Stored entries:
####
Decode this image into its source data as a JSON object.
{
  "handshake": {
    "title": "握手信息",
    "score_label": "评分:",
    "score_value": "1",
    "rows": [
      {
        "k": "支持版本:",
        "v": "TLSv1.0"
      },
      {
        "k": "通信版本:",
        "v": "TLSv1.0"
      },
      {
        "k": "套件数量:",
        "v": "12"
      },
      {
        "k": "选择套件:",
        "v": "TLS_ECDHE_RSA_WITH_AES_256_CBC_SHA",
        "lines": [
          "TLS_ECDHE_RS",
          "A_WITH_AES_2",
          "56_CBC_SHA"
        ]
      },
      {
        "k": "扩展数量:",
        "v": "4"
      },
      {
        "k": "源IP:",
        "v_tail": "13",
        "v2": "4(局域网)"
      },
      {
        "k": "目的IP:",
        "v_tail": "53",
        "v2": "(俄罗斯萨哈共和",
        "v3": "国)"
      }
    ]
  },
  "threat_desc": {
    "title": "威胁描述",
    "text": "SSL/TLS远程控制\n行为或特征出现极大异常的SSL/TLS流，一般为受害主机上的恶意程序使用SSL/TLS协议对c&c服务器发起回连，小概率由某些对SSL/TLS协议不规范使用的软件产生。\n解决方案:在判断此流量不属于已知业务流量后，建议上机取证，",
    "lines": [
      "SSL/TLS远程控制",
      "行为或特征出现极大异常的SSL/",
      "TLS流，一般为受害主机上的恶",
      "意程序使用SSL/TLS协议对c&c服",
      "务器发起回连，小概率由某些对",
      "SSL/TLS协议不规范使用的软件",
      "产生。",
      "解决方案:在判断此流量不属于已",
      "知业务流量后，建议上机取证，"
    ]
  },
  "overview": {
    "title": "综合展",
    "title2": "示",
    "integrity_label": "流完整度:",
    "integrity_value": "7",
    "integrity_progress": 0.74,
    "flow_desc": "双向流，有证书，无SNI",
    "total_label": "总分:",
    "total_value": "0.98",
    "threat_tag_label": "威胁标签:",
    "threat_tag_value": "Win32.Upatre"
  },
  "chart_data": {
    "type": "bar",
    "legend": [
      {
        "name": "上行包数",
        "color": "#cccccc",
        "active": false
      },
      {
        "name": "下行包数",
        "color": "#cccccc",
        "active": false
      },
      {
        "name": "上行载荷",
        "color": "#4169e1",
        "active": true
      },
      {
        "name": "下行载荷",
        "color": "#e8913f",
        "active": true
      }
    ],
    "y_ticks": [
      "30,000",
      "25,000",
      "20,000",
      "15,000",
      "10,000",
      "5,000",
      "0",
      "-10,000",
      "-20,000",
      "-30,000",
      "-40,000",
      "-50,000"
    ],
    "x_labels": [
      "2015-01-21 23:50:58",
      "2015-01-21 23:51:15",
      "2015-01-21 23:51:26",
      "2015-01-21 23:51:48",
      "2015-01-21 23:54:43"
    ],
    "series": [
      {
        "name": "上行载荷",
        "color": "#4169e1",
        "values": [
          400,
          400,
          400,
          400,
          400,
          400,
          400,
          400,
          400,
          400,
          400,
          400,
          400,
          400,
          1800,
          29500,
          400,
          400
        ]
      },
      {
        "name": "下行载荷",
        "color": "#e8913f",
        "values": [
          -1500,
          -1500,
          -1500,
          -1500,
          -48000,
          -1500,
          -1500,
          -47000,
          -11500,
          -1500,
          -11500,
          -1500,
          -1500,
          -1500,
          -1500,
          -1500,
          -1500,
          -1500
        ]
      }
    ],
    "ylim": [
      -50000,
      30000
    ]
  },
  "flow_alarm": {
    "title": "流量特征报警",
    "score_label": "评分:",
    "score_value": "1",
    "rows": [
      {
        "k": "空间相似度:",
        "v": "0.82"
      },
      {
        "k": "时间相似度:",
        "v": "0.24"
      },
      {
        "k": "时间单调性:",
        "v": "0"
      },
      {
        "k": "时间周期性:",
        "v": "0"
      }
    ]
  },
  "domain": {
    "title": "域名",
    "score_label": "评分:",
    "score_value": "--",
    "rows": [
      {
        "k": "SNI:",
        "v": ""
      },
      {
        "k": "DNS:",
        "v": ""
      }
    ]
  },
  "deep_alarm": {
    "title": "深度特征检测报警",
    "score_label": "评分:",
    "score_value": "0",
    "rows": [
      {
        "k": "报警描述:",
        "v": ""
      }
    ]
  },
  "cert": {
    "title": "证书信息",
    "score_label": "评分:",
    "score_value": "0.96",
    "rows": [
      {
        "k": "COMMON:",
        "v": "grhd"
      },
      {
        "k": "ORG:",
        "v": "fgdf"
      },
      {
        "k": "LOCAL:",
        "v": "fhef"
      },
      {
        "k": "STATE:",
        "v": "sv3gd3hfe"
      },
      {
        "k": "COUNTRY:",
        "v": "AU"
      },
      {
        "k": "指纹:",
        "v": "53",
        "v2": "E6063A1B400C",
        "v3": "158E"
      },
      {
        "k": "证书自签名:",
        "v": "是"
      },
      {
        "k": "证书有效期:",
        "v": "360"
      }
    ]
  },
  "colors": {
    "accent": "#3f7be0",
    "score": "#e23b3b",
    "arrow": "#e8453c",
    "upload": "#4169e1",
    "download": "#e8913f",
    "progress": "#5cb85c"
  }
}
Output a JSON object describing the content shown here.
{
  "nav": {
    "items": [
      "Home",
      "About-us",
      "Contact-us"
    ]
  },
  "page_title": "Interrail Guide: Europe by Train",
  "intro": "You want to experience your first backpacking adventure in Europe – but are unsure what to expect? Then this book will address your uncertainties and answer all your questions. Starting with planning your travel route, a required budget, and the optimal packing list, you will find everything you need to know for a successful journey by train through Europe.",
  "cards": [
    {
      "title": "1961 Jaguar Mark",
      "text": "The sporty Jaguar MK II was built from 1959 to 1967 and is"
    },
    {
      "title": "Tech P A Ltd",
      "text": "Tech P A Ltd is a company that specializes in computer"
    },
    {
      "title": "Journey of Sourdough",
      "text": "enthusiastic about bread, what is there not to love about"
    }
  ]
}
####
## WHAT TO PRODUCE
Every record shown above must be echoed exactly.

## WRITTEN SOLUTION
Decode this image into its source data as a JSON object.
{
  "handshake": {
    "title": "握手信息",
    "score_label": "评分:",
    "score_value": "1",
    "rows": [
      {
        "k": "支持版本:",
        "v": "TLSv1.0"
      },
      {
        "k": "通信版本:",
        "v": "TLSv1.0"
      },
      {
        "k": "套件数量:",
        "v": "12"
      },
      {
        "k": "选择套件:",
        "v": "TLS_ECDHE_RSA_WITH_AES_256_CBC_SHA",
        "lines": [
          "TLS_ECDHE_RS",
          "A_WITH_AES_2",
          "56_CBC_SHA"
        ]
      },
      {
        "k": "扩展数量:",
        "v": "4"
      },
      {
        "k": "源IP:",
        "v_tail": "13",
        "v2": "4(局域网)"
      },
      {
        "k": "目的IP:",
        "v_tail": "53",
        "v2": "(俄罗斯萨哈共和",
        "v3": "国)"
      }
    ]
  },
  "threat_desc": {
    "title": "威胁描述",
    "text": "SSL/TLS远程控制\n行为或特征出现极大异常的SSL/TLS流，一般为受害主机上的恶意程序使用SSL/TLS协议对c&c服务器发起回连，小概率由某些对SSL/TLS协议不规范使用的软件产生。\n解决方案:在判断此流量不属于已知业务流量后，建议上机取证，",
    "lines": [
      "SSL/TLS远程控制",
      "行为或特征出现极大异常的SSL/",
      "TLS流，一般为受害主机上的恶",
      "意程序使用SSL/TLS协议对c&c服",
      "务器发起回连，小概率由某些对",
      "SSL/TLS协议不规范使用的软件",
      "产生。",
      "解决方案:在判断此流量不属于已",
      "知业务流量后，建议上机取证，"
    ]
  },
  "overview": {
    "title": "综合展",
    "title2": "示",
    "integrity_label": "流完整度:",
    "integrity_value": "7",
    "integrity_progress": 0.74,
    "flow_desc": "双向流，有证书，无SNI",
    "total_label": "总分:",
    "total_value": "0.98",
    "threat_tag_label": "威胁标签:",
    "threat_tag_value": "Win32.Upatre"
  },
  "chart_data": {
    "type": "bar",
    "legend": [
      {
        "name": "上行包数",
        "color": "#cccccc",
        "active": false
      },
      {
        "name": "下行包数",
        "color": "#cccccc",
        "active": false
      },
      {
        "name": "上行载荷",
        "color": "#4169e1",
        "active": true
      },
      {
        "name": "下行载荷",
        "color": "#e8913f",
        "active": true
      }
    ],
    "y_ticks": [
      "30,000",
      "25,000",
      "20,000",
      "15,000",
      "10,000",
      "5,000",
      "0",
      "-10,000",
      "-20,000",
      "-30,000",
      "-40,000",
      "-50,000"
    ],
    "x_labels": [
      "2015-01-21 23:50:58",
      "2015-01-21 23:51:15",
      "2015-01-21 23:51:26",
      "2015-01-21 23:51:48",
      "2015-01-21 23:54:43"
    ],
    "series": [
      {
        "name": "上行载荷",
        "color": "#4169e1",
        "values": [
          400,
          400,
          400,
          400,
          400,
          400,
          400,
          400,
          400,
          400,
          400,
          400,
          400,
          400,
          1800,
          29500,
          400,
          400
        ]
      },
      {
        "name": "下行载荷",
        "color": "#e8913f",
        "values": [
          -1500,
          -1500,
          -1500,
          -1500,
          -48000,
          -1500,
          -1500,
          -47000,
          -11500,
          -1500,
          -11500,
          -1500,
          -1500,
          -1500,
          -1500,
          -1500,
          -1500,
          -1500
        ]
      }
    ],
    "ylim": [
      -50000,
      30000
    ]
  },
  "flow_alarm": {
    "title": "流量特征报警",
    "score_label": "评分:",
    "score_value": "1",
    "rows": [
      {
        "k": "空间相似度:",
        "v": "0.82"
      },
      {
        "k": "时间相似度:",
        "v": "0.24"
      },
      {
        "k": "时间单调性:",
        "v": "0"
      },
      {
        "k": "时间周期性:",
        "v": "0"
      }
    ]
  },
  "domain": {
    "title": "域名",
    "score_label": "评分:",
    "score_value": "--",
    "rows": [
      {
        "k": "SNI:",
        "v": ""
      },
      {
        "k": "DNS:",
        "v": ""
      }
    ]
  },
  "deep_alarm": {
    "title": "深度特征检测报警",
    "score_label": "评分:",
    "score_value": "0",
    "rows": [
      {
        "k": "报警描述:",
        "v": ""
      }
    ]
  },
  "cert": {
    "title": "证书信息",
    "score_label": "评分:",
    "score_value": "0.96",
    "rows": [
      {
        "k": "COMMON:",
        "v": "grhd"
      },
      {
        "k": "ORG:",
        "v": "fgdf"
      },
      {
        "k": "LOCAL:",
        "v": "fhef"
      },
      {
        "k": "STATE:",
        "v": "sv3gd3hfe"
      },
      {
        "k": "COUNTRY:",
        "v": "AU"
      },
      {
        "k": "指纹:",
        "v": "53",
        "v2": "E6063A1B400C",
        "v3": "158E"
      },
      {
        "k": "证书自签名:",
        "v": "是"
      },
      {
        "k": "证书有效期:",
        "v": "360"
      }
    ]
  },
  "colors": {
    "accent": "#3f7be0",
    "score": "#e23b3b",
    "arrow": "#e8453c",
    "upload": "#4169e1",
    "download": "#e8913f",
    "progress": "#5cb85c"
  }
}
Output a JSON object describing the content shown here.
{
  "nav": {
    "items": [
      "Home",
      "About-us",
      "Contact-us"
    ]
  },
  "page_title": "Interrail Guide: Europe by Train",
  "intro": "You want to experience your first backpacking adventure in Europe – but are unsure what to expect? Then this book will address your uncertainties and answer all your questions. Starting with planning your travel route, a required budget, and the optimal packing list, you will find everything you need to know for a successful journey by train through Europe.",
  "cards": [
    {
      "title": "1961 Jaguar Mark",
      "text": "The sporty Jaguar MK II was built from 1959 to 1967 and is"
    },
    {
      "title": "Tech P A Ltd",
      "text": "Tech P A Ltd is a company that specializes in computer"
    },
    {
      "title": "Journey of Sourdough",
      "text": "enthusiastic about bread, what is there not to love about"
    }
  ]
}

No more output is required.